━━━━━ Entries supplied ━━━━━
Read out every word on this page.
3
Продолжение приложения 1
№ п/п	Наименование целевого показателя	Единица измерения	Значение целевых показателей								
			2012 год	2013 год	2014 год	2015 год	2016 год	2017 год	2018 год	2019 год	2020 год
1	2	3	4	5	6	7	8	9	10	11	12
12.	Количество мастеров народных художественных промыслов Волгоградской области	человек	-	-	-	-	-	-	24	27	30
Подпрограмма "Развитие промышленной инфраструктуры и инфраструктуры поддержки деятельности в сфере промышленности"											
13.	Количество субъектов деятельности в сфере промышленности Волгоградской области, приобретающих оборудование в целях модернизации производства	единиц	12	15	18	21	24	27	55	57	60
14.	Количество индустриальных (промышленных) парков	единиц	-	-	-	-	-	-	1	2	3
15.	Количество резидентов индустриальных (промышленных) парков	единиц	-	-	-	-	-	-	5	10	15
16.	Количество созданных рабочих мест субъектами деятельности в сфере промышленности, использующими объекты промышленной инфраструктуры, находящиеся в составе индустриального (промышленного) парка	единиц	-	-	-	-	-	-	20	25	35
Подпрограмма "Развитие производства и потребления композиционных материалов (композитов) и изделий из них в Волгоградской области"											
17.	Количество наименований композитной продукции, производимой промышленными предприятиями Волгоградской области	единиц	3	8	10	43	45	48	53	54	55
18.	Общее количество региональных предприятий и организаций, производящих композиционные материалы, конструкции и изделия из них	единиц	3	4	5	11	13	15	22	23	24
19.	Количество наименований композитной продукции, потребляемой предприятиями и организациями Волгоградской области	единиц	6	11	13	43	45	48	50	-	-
━━━━━
→ **Exercise details**
Send back all of the entries exactly, with nothing missing.

→ **Output for this exercise**
Read out every word on this page.
3
Продолжение приложения 1
№ п/п	Наименование целевого показателя	Единица измерения	Значение целевых показателей								
			2012 год	2013 год	2014 год	2015 год	2016 год	2017 год	2018 год	2019 год	2020 год
1	2	3	4	5	6	7	8	9	10	11	12
12.	Количество мастеров народных художественных промыслов Волгоградской области	человек	-	-	-	-	-	-	24	27	30
Подпрограмма "Развитие промышленной инфраструктуры и инфраструктуры поддержки деятельности в сфере промышленности"											
13.	Количество субъектов деятельности в сфере промышленности Волгоградской области, приобретающих оборудование в целях модернизации производства	единиц	12	15	18	21	24	27	55	57	60
14.	Количество индустриальных (промышленных) парков	единиц	-	-	-	-	-	-	1	2	3
15.	Количество резидентов индустриальных (промышленных) парков	единиц	-	-	-	-	-	-	5	10	15
16.	Количество созданных рабочих мест субъектами деятельности в сфере промышленности, использующими объекты промышленной инфраструктуры, находящиеся в составе индустриального (промышленного) парка	единиц	-	-	-	-	-	-	20	25	35
Подпрограмма "Развитие производства и потребления композиционных материалов (композитов) и изделий из них в Волгоградской области"											
17.	Количество наименований композитной продукции, производимой промышленными предприятиями Волгоградской области	единиц	3	8	10	43	45	48	53	54	55
18.	Общее количество региональных предприятий и организаций, производящих композиционные материалы, конструкции и изделия из них	единиц	3	4	5	11	13	15	22	23	24
19.	Количество наименований композитной продукции, потребляемой предприятиями и организациями Волгоградской области	единиц	6	11	13	43	45	48	50	-	-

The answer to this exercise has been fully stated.